● **Challenge**: From the listing below, pull each line that includes "Findings".

(Data records)
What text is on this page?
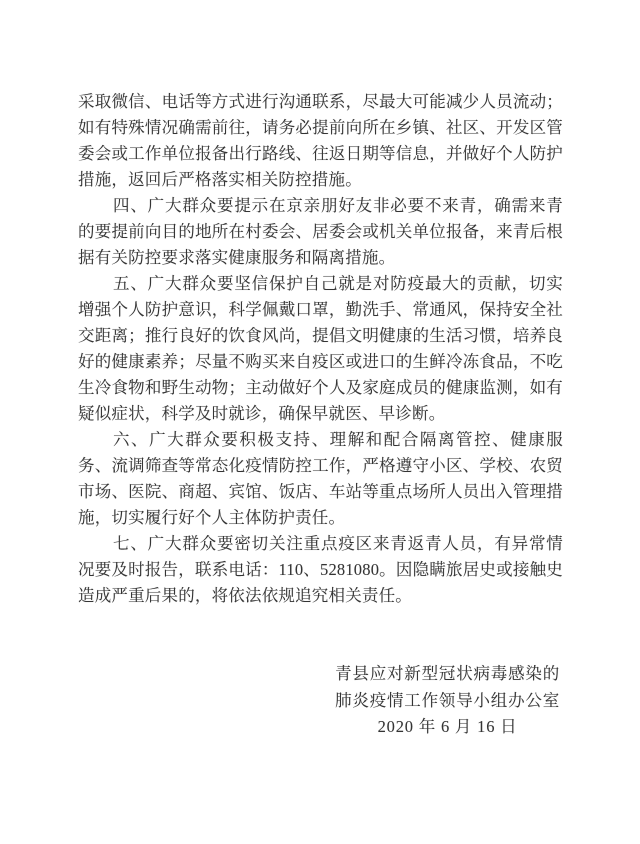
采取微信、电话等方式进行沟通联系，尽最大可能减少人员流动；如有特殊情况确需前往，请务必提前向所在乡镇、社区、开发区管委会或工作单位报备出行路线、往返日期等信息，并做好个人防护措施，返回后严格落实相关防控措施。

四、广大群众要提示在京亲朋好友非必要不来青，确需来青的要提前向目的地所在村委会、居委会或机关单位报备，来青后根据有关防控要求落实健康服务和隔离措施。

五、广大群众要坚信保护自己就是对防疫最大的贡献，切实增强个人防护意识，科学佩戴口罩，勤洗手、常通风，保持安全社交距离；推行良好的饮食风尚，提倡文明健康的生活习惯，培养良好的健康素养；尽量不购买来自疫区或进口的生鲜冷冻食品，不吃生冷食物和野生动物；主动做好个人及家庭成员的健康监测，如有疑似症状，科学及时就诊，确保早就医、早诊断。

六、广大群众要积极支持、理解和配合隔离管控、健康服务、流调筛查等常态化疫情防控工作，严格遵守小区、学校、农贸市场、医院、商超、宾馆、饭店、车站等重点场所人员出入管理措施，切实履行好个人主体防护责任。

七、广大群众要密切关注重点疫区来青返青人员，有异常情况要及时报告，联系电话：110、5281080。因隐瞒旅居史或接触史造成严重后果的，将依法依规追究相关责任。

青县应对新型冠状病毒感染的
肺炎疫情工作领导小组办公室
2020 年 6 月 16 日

---

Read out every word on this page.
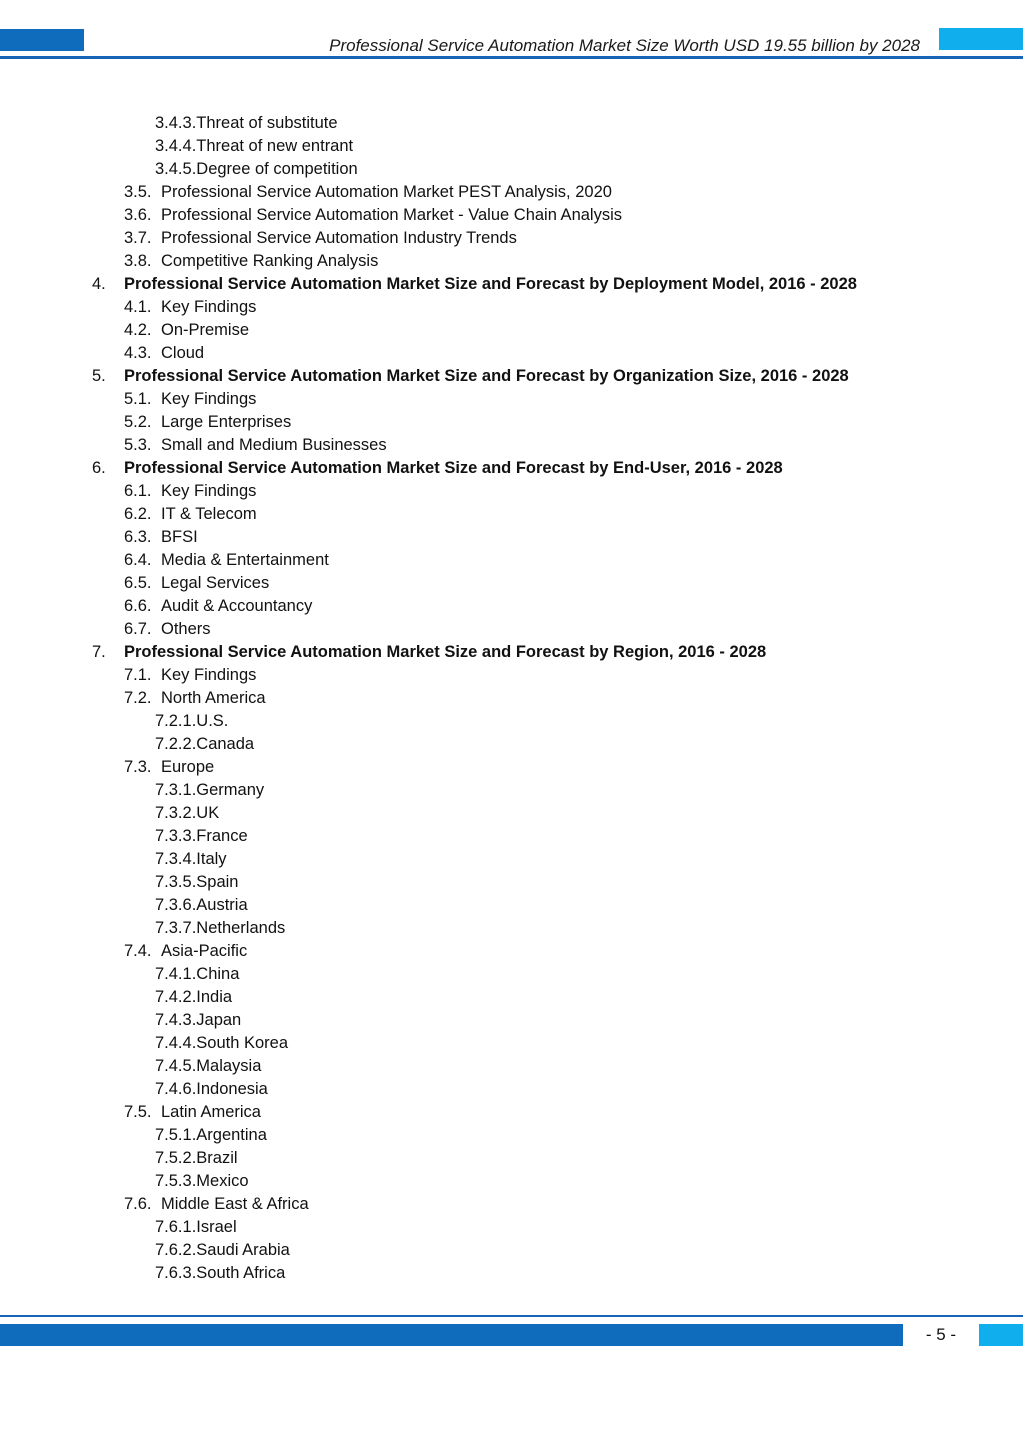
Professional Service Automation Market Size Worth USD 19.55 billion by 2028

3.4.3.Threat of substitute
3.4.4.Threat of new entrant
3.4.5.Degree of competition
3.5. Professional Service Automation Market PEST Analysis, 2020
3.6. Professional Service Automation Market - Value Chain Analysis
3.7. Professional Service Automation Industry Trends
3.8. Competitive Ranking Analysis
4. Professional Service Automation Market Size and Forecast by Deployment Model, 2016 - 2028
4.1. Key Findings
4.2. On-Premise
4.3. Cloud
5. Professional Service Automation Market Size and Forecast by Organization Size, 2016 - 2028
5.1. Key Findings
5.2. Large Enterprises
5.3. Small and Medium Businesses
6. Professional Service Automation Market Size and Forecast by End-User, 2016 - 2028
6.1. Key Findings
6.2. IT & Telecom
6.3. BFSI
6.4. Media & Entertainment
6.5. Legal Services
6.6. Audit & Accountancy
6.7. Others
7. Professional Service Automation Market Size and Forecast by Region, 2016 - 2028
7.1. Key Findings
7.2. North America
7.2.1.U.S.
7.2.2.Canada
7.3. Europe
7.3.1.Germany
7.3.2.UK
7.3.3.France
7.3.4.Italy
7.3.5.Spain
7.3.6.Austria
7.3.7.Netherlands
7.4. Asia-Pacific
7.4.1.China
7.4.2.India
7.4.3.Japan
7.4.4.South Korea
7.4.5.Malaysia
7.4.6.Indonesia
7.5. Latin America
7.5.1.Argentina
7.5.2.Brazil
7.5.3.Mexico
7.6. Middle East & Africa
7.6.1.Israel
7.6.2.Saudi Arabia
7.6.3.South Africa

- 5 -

● **Answer to this exercise**:
4.1. Key Findings
5.1. Key Findings
6.1. Key Findings
7.1. Key Findings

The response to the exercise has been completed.